(Stored data)
****
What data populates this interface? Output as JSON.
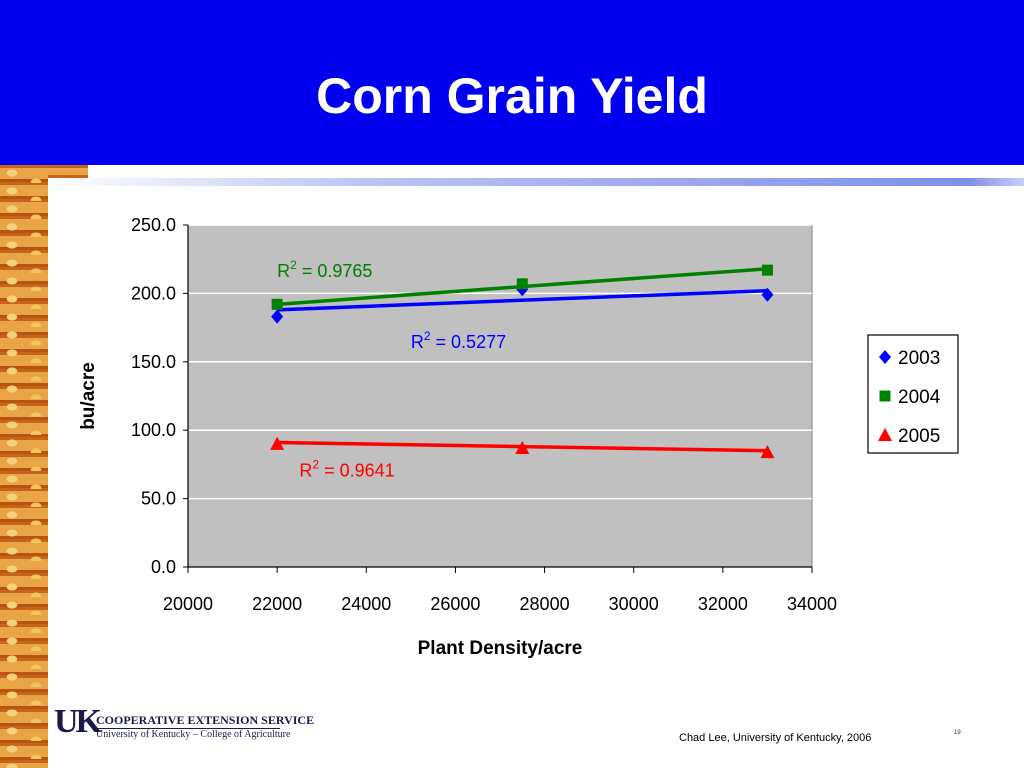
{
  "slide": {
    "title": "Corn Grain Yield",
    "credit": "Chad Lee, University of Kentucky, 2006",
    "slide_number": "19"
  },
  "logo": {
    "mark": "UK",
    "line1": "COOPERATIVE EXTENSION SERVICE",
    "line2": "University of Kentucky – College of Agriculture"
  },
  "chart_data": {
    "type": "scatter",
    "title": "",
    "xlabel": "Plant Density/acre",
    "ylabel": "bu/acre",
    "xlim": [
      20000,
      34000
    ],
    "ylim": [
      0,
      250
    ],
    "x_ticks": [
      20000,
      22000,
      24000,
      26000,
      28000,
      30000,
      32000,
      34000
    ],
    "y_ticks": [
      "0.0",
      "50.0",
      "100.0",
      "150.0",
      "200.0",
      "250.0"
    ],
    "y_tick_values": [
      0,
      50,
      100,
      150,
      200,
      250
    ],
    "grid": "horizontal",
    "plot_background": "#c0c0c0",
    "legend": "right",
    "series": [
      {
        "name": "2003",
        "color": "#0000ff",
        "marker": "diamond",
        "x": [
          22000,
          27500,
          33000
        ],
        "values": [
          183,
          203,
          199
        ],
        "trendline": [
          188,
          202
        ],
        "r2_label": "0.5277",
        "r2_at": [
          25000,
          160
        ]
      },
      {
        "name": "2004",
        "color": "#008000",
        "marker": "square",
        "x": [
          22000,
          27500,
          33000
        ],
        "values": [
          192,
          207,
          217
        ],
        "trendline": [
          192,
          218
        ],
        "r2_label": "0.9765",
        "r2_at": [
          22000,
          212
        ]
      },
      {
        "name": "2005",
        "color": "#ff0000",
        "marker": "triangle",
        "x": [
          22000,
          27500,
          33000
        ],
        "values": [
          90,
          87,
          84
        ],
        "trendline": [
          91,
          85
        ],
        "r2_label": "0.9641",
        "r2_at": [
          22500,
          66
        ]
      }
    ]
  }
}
****
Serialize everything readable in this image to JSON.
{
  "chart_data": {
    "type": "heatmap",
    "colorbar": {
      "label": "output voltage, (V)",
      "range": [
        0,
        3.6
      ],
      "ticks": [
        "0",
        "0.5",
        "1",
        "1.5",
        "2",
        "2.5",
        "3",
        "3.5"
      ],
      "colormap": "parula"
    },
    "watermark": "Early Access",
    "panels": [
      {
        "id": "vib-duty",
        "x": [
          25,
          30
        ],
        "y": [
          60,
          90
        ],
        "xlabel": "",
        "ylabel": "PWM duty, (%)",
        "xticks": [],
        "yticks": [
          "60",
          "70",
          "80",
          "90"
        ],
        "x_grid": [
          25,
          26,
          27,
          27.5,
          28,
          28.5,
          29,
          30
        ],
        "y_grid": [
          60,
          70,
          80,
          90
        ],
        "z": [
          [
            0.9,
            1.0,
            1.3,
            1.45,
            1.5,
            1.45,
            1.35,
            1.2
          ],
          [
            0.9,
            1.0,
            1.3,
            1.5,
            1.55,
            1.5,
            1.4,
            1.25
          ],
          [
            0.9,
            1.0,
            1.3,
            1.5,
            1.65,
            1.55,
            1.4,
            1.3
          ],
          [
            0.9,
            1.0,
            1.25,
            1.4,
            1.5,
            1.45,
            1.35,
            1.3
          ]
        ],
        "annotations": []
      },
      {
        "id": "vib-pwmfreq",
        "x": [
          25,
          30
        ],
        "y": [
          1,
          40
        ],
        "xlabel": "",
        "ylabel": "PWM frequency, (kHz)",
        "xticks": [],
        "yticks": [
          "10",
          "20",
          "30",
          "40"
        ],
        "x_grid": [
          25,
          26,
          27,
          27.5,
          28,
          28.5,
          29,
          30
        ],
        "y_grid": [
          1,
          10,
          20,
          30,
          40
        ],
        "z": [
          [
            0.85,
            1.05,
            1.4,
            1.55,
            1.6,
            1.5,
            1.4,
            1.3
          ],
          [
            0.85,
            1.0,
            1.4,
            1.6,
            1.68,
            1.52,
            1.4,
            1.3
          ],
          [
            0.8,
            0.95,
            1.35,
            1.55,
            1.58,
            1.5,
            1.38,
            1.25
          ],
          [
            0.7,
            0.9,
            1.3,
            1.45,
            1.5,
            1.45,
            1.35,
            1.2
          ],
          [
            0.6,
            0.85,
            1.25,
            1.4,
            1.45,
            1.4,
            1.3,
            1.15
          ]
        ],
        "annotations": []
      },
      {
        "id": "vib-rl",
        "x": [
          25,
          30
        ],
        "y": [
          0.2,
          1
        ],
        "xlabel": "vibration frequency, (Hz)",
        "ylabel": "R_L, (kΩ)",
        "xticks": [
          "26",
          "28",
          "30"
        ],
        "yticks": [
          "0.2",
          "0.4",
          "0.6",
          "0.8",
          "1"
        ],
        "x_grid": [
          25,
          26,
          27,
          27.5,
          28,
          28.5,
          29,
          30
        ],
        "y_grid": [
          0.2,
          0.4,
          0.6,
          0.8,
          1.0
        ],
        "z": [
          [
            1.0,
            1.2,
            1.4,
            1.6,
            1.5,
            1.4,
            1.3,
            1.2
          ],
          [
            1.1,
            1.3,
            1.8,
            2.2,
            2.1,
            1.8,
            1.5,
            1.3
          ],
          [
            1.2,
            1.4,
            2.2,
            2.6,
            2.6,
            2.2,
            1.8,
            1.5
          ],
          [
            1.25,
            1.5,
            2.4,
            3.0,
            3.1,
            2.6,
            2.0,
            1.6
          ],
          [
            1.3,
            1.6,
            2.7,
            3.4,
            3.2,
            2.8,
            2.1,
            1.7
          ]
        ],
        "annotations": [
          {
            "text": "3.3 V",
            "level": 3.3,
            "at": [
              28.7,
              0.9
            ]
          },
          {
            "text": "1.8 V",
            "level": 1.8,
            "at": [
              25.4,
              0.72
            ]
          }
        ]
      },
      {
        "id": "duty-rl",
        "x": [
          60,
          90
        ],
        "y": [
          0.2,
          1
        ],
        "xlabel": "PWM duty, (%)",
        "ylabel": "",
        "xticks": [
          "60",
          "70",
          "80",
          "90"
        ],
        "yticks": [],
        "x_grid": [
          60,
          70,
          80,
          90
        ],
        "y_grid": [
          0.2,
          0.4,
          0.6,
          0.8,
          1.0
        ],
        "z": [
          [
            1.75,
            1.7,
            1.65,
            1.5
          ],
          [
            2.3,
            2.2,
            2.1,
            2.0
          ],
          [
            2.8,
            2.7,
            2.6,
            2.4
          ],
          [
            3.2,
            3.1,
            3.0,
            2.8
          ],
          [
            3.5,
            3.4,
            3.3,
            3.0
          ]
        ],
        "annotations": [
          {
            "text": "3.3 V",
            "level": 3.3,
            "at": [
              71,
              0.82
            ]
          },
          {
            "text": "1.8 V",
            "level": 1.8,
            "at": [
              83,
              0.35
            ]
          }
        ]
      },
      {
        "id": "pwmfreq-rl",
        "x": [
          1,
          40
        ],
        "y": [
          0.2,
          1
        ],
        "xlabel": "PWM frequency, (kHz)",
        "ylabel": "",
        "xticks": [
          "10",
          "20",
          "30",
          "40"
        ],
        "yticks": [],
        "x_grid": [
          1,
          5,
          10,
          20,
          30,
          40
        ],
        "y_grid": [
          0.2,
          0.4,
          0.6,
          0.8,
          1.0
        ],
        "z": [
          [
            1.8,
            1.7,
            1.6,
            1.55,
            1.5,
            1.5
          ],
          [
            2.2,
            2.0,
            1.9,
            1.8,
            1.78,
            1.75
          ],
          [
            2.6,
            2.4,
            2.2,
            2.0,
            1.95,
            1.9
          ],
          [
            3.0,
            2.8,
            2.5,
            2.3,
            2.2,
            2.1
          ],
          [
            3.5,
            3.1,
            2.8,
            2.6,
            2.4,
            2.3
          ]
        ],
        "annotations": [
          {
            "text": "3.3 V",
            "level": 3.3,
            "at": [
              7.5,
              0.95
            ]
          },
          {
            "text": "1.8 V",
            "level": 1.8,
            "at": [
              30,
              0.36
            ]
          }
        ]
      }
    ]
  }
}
****
#### Directions for this task:
In how many lines of the data does the string "JSON" appear? Give only the number.

#### Exercise result:
2